# Short problem:
Reproduce the material from its beginning through the line containing "Text: percentile rank", replacing "Point" with "Marker" and leaving everything else unchanged.

***

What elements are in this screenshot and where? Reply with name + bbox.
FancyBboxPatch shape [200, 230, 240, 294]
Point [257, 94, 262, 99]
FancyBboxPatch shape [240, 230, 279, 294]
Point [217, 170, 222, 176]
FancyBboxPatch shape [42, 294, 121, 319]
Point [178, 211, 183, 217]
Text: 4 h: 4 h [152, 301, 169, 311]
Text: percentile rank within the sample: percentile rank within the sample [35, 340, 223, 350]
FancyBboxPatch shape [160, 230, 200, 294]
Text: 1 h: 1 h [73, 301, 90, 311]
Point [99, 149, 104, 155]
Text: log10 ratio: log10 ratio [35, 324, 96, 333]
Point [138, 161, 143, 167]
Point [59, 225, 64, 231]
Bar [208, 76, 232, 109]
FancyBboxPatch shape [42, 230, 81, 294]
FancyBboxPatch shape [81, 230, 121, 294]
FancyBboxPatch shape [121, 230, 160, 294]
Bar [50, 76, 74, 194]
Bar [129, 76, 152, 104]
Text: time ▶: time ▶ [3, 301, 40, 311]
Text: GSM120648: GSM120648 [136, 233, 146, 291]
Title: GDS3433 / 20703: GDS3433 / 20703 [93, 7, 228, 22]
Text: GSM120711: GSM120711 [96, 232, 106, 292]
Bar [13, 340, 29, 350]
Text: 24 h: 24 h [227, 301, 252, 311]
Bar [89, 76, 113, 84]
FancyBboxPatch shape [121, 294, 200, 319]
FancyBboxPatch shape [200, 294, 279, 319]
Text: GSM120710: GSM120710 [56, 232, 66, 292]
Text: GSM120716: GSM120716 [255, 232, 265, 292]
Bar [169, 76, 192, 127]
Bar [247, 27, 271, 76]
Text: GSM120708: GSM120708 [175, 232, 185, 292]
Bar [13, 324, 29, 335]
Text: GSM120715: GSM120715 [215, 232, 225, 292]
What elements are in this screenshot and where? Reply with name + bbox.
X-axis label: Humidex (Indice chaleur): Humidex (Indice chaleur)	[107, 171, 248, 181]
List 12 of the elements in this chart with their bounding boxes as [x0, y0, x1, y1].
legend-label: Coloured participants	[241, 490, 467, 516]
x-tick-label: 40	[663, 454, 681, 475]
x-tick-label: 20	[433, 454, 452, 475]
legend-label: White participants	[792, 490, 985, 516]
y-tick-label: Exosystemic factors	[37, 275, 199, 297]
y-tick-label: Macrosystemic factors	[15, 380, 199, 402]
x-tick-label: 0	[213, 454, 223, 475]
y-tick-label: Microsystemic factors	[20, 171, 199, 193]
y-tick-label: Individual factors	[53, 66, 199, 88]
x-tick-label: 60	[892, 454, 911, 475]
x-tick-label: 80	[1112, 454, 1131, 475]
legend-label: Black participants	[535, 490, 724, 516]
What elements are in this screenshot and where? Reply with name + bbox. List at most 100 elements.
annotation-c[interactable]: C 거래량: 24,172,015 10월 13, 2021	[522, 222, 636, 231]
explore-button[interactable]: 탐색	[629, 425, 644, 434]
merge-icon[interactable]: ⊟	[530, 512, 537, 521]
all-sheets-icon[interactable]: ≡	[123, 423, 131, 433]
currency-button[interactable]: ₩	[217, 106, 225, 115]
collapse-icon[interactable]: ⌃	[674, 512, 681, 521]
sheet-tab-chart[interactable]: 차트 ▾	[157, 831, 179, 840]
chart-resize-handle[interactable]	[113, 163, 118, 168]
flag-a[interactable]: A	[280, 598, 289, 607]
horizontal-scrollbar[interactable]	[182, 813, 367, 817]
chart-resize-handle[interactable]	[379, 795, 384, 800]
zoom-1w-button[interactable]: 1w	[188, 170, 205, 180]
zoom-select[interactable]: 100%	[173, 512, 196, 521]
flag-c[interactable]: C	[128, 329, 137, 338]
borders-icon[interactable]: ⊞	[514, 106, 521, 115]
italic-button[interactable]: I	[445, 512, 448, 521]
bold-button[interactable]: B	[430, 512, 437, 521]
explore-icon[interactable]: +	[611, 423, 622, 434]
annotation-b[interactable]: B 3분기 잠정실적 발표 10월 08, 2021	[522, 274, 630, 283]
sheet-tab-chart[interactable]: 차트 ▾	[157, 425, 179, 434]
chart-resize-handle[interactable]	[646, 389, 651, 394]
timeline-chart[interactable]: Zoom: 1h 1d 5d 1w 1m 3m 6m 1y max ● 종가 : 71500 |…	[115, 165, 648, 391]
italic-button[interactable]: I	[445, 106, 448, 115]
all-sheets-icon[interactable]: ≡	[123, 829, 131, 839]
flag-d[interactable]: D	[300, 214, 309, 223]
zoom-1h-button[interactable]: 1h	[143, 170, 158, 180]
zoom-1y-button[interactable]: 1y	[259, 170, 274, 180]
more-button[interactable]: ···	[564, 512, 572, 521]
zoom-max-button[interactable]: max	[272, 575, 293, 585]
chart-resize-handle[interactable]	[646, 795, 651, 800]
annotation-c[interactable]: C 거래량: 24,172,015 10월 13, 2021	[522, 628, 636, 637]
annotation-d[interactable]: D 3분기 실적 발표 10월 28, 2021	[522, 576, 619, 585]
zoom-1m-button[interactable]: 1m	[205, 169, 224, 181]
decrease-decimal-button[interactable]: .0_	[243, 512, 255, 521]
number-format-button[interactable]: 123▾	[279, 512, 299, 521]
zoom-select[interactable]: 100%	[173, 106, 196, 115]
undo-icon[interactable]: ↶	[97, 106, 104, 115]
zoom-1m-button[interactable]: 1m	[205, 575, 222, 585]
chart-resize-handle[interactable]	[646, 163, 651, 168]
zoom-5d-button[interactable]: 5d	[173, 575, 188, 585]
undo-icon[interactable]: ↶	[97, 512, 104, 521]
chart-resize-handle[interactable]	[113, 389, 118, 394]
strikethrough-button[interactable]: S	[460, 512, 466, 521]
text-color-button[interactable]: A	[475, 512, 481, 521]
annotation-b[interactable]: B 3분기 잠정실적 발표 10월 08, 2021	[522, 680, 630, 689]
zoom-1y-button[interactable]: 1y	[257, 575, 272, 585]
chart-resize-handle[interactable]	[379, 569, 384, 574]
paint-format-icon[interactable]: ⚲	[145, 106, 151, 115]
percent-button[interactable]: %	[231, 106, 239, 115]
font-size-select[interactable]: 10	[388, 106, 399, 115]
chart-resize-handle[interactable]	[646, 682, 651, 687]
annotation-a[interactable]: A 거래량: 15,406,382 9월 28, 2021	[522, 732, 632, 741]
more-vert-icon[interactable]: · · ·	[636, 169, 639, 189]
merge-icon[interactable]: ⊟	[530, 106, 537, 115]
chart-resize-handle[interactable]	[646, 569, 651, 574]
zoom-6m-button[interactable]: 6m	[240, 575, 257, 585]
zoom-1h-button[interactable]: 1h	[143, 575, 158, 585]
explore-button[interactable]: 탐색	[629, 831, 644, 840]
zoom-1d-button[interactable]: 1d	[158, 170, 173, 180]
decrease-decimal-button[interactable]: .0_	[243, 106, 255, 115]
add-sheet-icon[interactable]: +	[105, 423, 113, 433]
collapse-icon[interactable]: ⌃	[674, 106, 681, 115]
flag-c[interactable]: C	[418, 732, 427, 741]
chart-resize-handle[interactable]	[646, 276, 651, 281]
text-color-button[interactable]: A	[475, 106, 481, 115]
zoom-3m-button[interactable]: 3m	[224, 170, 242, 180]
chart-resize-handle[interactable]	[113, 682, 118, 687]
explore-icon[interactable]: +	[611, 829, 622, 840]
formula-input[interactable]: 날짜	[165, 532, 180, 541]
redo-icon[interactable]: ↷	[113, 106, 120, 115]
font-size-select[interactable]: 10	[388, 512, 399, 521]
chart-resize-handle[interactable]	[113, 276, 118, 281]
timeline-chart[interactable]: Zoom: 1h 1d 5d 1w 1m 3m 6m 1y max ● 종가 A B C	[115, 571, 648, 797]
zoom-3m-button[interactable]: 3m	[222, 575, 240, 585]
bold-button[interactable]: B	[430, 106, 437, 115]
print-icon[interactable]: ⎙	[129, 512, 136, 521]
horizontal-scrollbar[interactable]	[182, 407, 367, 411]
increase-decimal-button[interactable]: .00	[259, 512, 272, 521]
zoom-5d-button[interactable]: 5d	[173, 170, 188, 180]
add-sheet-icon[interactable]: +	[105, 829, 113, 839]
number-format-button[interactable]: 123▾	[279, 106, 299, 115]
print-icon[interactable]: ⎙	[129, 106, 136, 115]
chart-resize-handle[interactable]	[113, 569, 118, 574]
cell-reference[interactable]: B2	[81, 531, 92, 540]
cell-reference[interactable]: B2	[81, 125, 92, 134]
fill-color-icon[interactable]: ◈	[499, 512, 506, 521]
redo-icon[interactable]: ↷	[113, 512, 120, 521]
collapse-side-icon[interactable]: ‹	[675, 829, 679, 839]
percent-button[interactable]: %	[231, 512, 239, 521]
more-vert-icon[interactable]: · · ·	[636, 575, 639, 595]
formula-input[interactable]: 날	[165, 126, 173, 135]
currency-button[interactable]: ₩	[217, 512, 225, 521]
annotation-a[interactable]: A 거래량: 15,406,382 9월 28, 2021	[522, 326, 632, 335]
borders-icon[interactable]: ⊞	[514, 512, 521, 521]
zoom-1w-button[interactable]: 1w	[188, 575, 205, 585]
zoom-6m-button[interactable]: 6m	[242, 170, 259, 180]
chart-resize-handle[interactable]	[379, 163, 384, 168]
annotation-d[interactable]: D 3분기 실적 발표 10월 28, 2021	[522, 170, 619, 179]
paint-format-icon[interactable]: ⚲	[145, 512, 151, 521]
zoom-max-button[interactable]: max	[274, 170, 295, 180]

***

# Output of the task:
What elements are in this screenshot and where? Reply with name + bbox.
FancyBboxPatch shape [200, 230, 240, 294]
Marker [257, 94, 262, 99]
FancyBboxPatch shape [240, 230, 279, 294]
Marker [217, 170, 222, 176]
FancyBboxPatch shape [42, 294, 121, 319]
Marker [178, 211, 183, 217]
Text: 4 h: 4 h [152, 301, 169, 311]
Text: percentile rank within the sample: percentile rank within the sample [35, 340, 223, 350]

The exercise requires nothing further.